— begin Excerpted records —

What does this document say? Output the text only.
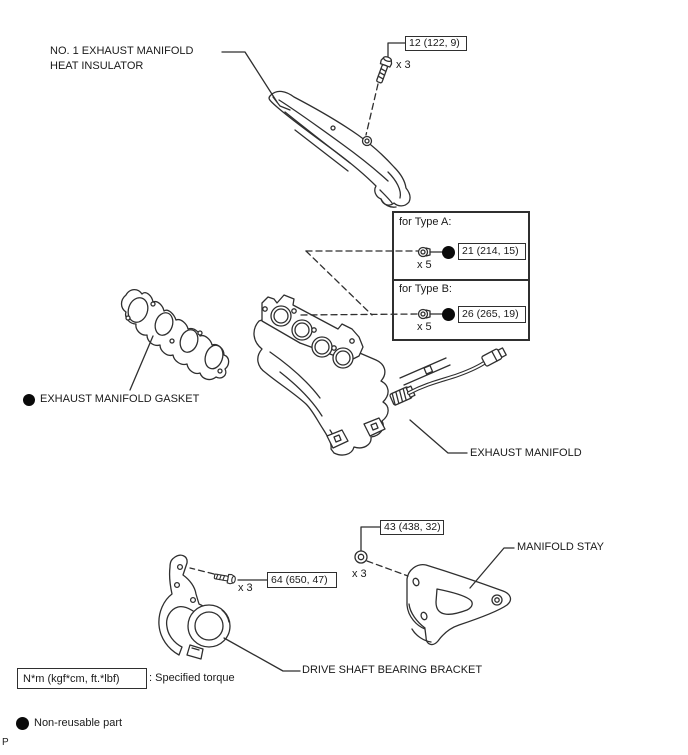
NO. 1 EXHAUST MANIFOLD
HEAT INSULATOR
12 (122, 9)
x 3
for Type A:
21 (214, 15)
x 5
for Type B:
26 (265, 19)
x 5
EXHAUST MANIFOLD GASKET
EXHAUST MANIFOLD
43 (438, 32)
x 3
MANIFOLD STAY
64 (650, 47)
x 3
DRIVE SHAFT BEARING BRACKET
N*m (kgf*cm, ft.*lbf)	: Specified torque
Non-reusable part
P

— end Excerpted records —

Task directions: Leaving the pictures aside, transcribe the entire listing exactly.

Final result:
What does this document say? Output the text only.
NO. 1 EXHAUST MANIFOLD
HEAT INSULATOR
12 (122, 9)
x 3
for Type A:
21 (214, 15)
x 5
for Type B:
26 (265, 19)
x 5
EXHAUST MANIFOLD GASKET
EXHAUST MANIFOLD
43 (438, 32)
x 3
MANIFOLD STAY
64 (650, 47)
x 3
DRIVE SHAFT BEARING BRACKET
N*m (kgf*cm, ft.*lbf)	: Specified torque
Non-reusable part
P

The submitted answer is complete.